→ Exercise instructions
Only the lines from the one with "Serialize everything readable" to the end of the data below should be given again, exactly, with both ends included and pictures omitted.

→ Material to process
┄┄┄┄┄┄┄┄┄┄┄┄┄┄┄┄┄┄┄┄

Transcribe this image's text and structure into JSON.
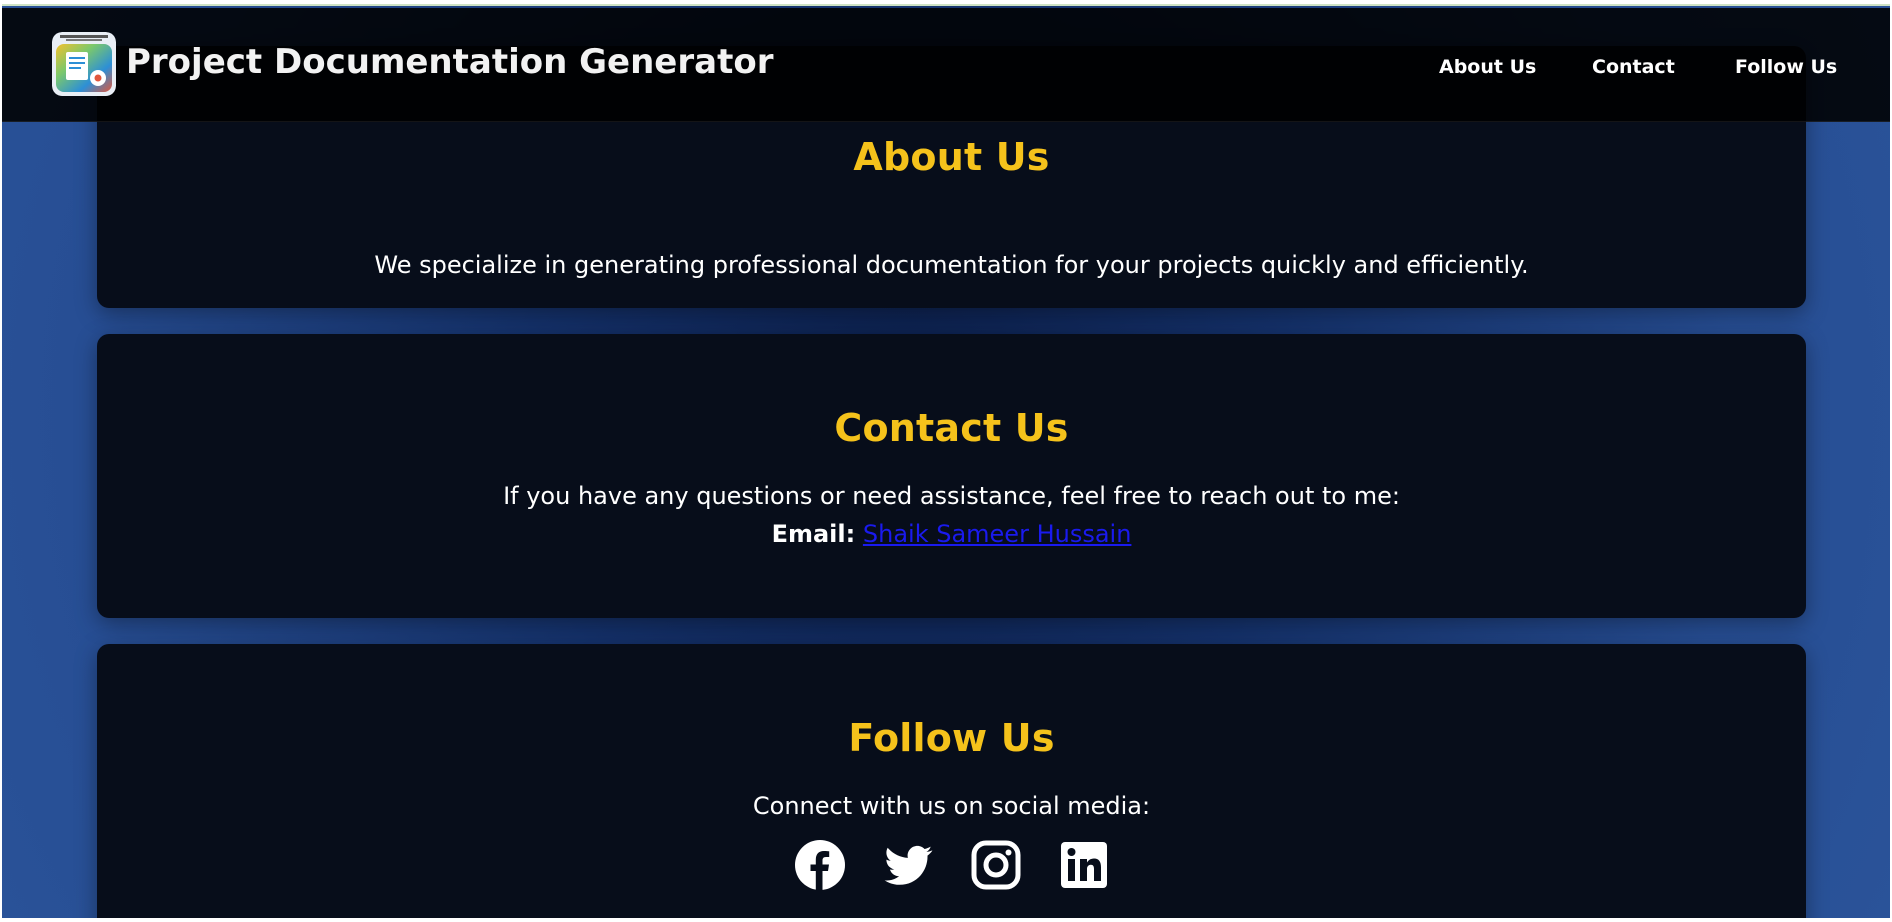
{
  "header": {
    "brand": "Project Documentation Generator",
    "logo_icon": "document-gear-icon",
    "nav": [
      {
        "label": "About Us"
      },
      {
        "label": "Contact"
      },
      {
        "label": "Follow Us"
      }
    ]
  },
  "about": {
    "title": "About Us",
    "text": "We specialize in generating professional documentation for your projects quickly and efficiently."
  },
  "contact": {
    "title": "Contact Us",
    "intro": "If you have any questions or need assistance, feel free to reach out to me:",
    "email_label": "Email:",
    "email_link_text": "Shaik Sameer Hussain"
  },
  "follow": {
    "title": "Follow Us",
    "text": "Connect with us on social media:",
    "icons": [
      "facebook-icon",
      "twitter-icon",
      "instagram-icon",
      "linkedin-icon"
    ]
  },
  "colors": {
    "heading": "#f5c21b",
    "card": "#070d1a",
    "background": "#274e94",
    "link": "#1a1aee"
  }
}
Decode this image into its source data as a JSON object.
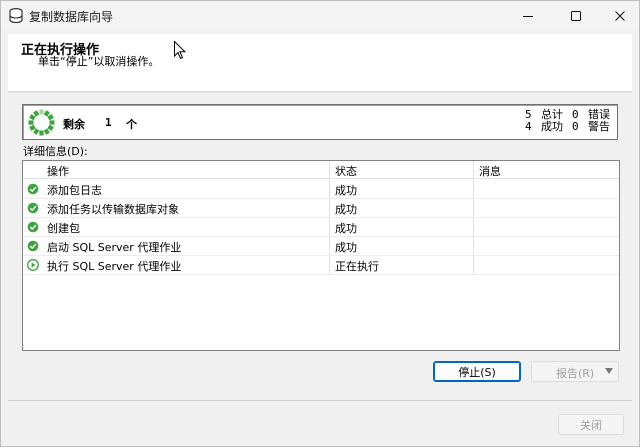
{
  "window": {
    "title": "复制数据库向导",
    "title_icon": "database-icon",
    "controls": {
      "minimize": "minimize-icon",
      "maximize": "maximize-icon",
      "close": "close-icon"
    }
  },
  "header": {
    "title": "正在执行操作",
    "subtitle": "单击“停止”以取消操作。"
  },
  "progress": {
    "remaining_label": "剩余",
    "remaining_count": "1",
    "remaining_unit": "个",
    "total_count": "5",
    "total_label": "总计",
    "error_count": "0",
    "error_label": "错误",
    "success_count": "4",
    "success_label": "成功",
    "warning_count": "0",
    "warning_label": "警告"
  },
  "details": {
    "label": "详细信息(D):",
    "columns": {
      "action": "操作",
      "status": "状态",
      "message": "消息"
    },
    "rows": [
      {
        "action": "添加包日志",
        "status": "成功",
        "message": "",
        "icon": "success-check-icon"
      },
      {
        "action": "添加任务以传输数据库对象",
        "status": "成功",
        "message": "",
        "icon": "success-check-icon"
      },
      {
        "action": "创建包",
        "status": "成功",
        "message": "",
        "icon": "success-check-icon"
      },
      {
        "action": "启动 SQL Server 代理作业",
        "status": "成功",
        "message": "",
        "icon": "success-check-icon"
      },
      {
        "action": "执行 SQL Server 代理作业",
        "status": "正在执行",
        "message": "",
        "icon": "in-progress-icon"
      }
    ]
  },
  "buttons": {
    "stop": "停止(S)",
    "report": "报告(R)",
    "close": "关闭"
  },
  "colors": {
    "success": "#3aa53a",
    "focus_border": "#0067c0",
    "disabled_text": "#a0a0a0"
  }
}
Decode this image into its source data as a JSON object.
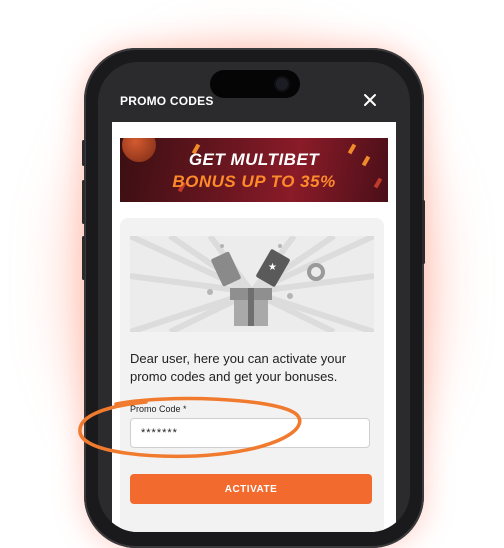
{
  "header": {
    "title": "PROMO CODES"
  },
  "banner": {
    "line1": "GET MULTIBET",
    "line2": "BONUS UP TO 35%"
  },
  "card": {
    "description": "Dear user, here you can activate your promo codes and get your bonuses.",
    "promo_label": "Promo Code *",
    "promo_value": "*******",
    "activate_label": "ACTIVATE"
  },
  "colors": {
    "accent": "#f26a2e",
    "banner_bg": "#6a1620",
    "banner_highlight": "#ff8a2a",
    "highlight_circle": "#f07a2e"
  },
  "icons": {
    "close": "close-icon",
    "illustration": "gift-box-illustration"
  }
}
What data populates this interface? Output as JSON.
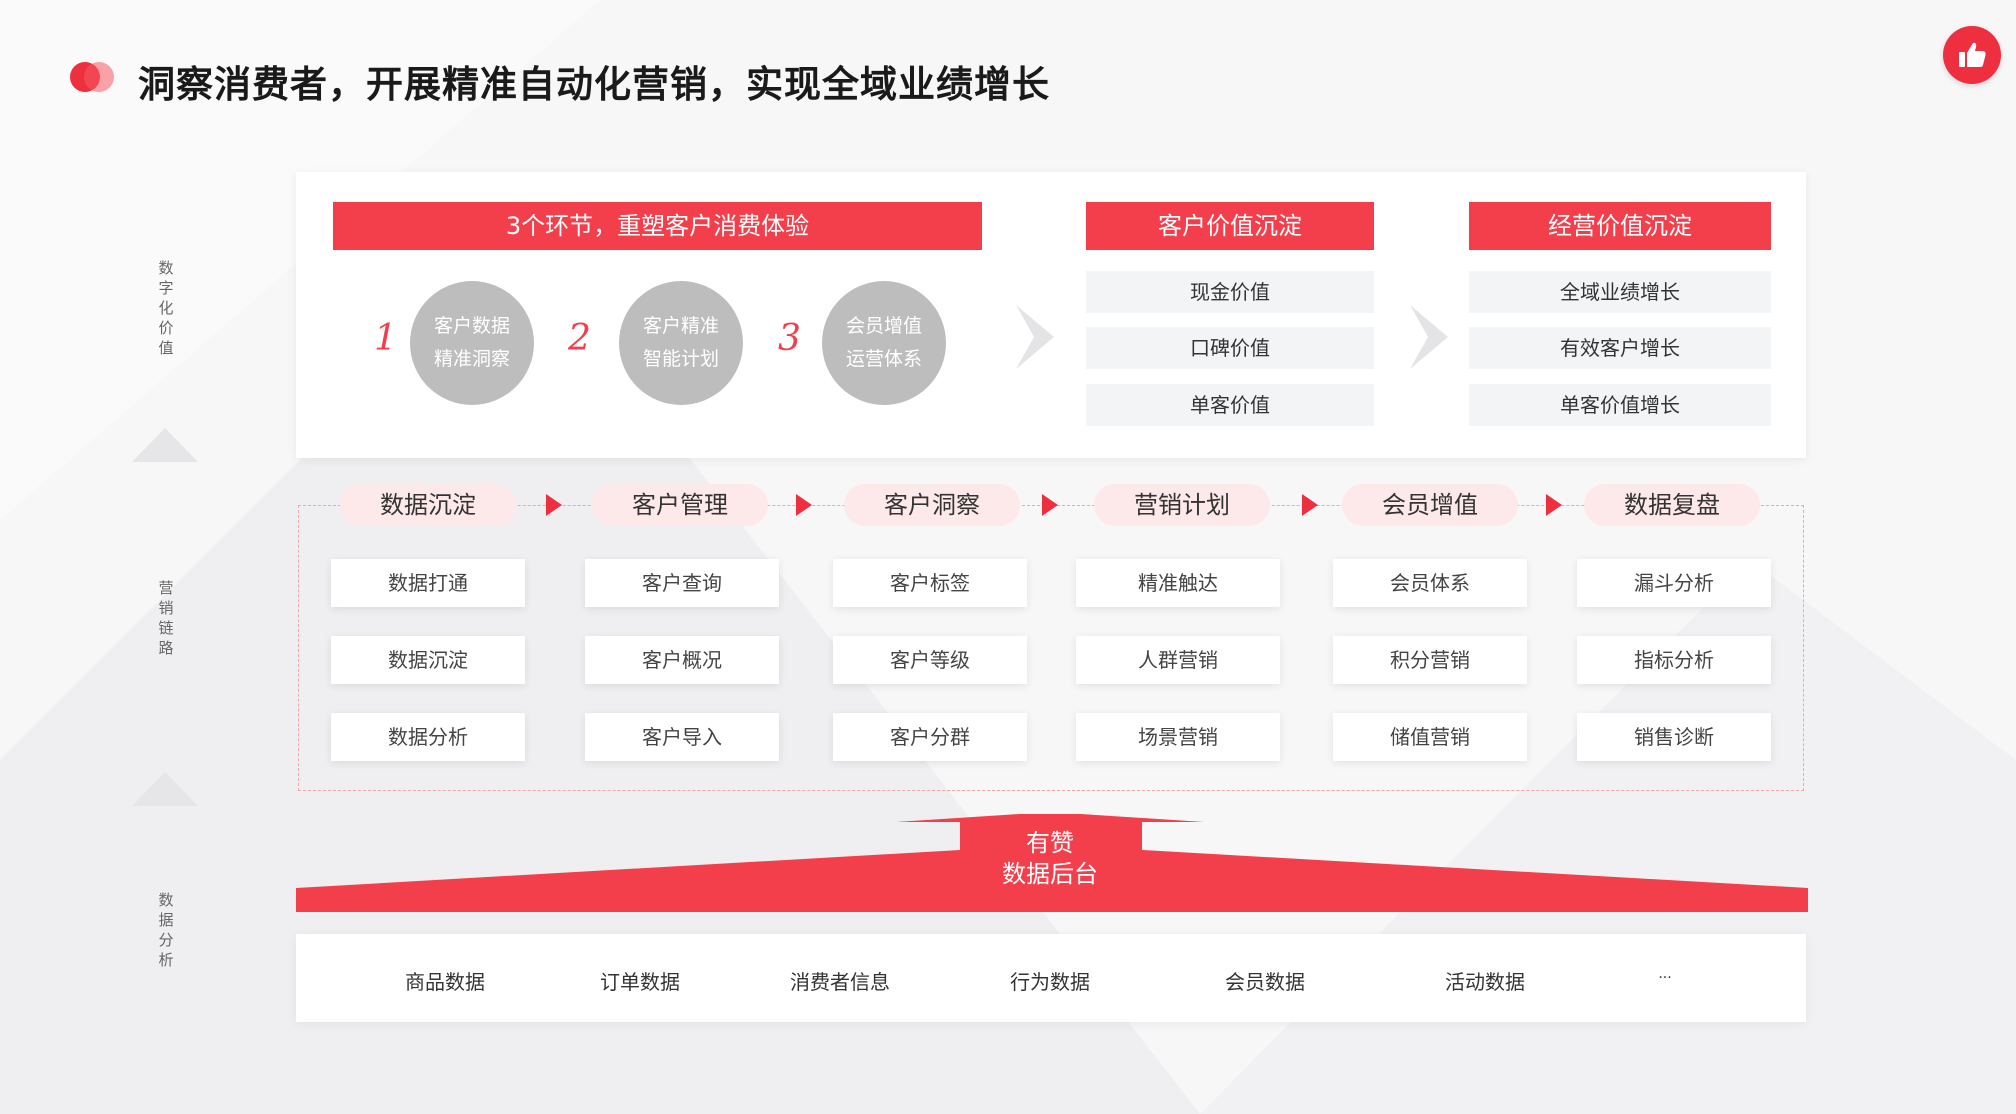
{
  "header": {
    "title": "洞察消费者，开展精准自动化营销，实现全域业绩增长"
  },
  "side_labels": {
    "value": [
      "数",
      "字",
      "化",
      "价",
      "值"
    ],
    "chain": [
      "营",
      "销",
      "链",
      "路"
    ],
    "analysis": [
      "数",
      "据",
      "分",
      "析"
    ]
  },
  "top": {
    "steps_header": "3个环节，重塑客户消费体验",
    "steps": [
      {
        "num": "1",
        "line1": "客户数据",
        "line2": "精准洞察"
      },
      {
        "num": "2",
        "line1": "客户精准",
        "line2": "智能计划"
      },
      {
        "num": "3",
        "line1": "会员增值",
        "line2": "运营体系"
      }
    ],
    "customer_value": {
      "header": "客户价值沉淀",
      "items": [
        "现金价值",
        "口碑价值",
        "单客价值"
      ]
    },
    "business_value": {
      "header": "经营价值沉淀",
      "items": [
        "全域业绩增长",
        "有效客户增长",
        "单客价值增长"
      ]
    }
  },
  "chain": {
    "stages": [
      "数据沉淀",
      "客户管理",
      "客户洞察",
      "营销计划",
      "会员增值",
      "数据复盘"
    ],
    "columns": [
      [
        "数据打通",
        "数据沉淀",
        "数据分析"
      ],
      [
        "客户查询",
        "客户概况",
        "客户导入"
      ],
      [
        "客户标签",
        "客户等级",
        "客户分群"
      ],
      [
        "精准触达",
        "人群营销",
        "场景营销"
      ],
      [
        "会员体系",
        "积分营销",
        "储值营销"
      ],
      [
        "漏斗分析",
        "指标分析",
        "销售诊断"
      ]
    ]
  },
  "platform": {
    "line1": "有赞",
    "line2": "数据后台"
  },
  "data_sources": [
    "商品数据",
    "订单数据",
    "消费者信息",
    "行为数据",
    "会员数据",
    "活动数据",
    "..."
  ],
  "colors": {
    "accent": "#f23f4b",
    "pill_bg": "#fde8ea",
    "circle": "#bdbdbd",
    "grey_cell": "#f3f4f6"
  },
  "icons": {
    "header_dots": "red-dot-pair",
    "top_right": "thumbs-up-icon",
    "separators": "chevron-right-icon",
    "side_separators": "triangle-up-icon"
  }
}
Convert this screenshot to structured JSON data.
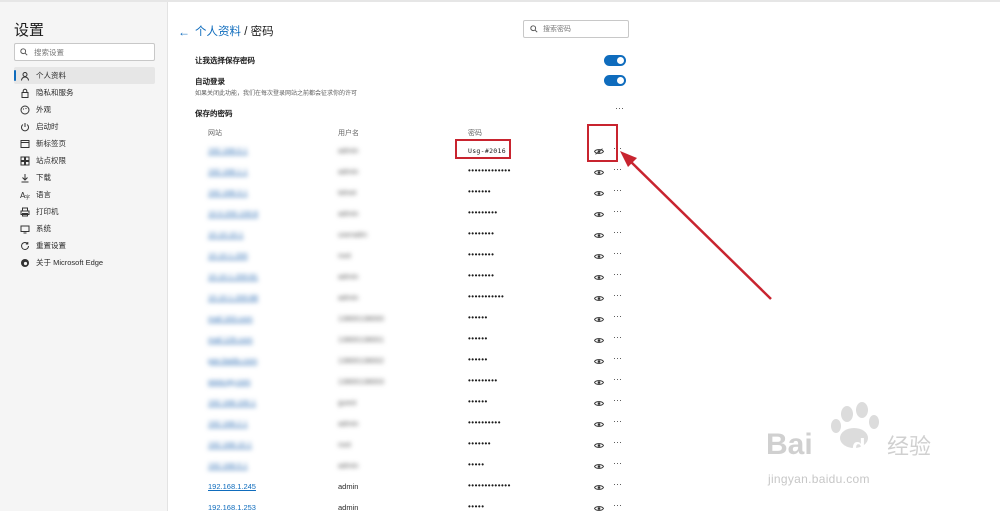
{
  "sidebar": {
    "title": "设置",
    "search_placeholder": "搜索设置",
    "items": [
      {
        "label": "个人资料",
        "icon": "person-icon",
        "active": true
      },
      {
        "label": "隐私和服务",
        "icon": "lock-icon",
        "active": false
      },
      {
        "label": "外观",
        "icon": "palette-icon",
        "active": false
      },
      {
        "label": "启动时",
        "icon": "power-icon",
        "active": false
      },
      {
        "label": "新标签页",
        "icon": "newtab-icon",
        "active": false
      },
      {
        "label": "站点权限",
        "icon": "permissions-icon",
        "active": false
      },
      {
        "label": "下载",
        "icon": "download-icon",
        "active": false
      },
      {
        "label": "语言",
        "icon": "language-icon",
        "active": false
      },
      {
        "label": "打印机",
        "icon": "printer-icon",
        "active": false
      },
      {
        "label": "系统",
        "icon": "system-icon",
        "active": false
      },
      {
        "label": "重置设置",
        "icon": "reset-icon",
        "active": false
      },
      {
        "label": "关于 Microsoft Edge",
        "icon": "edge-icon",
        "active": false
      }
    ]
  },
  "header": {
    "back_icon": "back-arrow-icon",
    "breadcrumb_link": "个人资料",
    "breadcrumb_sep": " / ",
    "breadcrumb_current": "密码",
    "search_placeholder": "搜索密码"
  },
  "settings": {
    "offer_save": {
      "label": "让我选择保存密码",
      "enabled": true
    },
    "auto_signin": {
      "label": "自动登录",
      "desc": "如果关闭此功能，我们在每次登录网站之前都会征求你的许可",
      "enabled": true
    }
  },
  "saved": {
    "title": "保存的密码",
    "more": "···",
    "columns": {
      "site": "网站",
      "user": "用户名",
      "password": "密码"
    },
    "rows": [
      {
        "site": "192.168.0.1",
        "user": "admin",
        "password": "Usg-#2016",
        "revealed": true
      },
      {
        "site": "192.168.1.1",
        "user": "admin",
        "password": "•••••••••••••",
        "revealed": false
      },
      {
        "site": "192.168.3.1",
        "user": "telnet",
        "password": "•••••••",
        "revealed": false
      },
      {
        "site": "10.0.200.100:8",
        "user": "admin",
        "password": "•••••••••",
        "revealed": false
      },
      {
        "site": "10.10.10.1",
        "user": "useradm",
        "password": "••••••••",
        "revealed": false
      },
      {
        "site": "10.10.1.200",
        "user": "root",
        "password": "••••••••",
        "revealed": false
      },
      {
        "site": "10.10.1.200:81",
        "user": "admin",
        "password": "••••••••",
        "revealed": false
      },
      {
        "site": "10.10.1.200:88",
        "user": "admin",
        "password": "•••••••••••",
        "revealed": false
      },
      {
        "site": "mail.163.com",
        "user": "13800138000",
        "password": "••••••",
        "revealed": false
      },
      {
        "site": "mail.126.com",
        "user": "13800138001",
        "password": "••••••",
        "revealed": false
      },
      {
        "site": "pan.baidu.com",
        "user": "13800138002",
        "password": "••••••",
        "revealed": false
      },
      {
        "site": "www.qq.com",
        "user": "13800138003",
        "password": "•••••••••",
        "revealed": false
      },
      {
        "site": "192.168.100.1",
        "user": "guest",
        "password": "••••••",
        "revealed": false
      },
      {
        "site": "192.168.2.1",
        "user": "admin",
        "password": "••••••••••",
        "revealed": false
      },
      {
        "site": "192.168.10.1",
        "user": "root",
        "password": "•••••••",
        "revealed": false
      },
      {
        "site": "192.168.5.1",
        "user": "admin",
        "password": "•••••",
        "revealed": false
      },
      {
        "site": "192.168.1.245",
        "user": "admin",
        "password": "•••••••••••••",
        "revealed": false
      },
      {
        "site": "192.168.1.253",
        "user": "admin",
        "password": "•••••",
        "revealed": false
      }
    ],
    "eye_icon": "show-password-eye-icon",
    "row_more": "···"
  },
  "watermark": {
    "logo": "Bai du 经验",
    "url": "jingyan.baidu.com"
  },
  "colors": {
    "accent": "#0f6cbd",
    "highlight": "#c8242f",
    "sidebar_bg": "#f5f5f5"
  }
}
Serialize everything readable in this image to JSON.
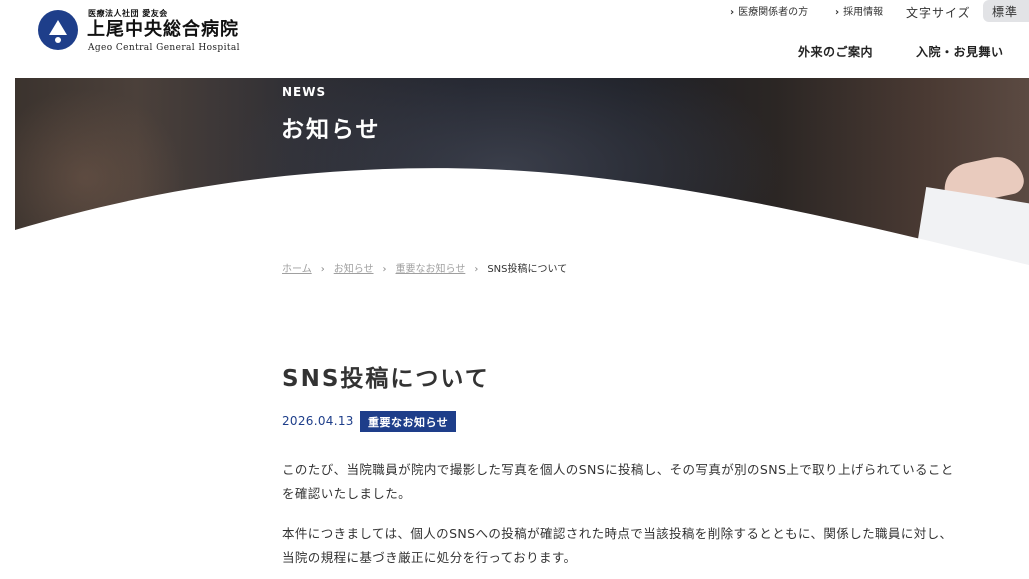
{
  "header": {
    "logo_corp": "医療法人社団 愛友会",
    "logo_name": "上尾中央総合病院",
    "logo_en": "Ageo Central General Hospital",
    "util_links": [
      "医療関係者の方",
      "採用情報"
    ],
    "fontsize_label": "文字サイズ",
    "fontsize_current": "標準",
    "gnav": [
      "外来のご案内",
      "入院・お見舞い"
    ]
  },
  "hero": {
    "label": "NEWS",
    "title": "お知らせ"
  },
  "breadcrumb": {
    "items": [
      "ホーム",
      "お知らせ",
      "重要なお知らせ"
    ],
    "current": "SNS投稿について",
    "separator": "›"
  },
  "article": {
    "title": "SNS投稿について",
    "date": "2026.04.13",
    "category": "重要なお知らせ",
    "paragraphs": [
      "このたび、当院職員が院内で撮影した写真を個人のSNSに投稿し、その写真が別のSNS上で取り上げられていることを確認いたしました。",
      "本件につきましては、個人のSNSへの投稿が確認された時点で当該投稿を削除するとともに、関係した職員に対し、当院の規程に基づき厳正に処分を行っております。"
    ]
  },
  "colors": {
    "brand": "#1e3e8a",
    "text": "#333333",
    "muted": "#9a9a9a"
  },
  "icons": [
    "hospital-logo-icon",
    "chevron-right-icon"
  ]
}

┄┄┄┄┄┄┄┄┄┄┄┄┄┄┄┄┄┄┄┄

→ Complete response
Serialize everything readable in this image to JSON.
{
  "header": {
    "logo_corp": "医療法人社団 愛友会",
    "logo_name": "上尾中央総合病院",
    "logo_en": "Ageo Central General Hospital",
    "util_links": [
      "医療関係者の方",
      "採用情報"
    ],
    "fontsize_label": "文字サイズ",
    "fontsize_current": "標準",
    "gnav": [
      "外来のご案内",
      "入院・お見舞い"
    ]
  },
  "hero": {
    "label": "NEWS",
    "title": "お知らせ"
  },
  "breadcrumb": {
    "items": [
      "ホーム",
      "お知らせ",
      "重要なお知らせ"
    ],
    "current": "SNS投稿について",
    "separator": "›"
  },
  "article": {
    "title": "SNS投稿について",
    "date": "2026.04.13",
    "category": "重要なお知らせ",
    "paragraphs": [
      "このたび、当院職員が院内で撮影した写真を個人のSNSに投稿し、その写真が別のSNS上で取り上げられていることを確認いたしました。",
      "本件につきましては、個人のSNSへの投稿が確認された時点で当該投稿を削除するとともに、関係した職員に対し、当院の規程に基づき厳正に処分を行っております。"
    ]
  },
  "colors": {
    "brand": "#1e3e8a",
    "text": "#333333",
    "muted": "#9a9a9a"
  },
  "icons": [
    "hospital-logo-icon",
    "chevron-right-icon"
  ]
}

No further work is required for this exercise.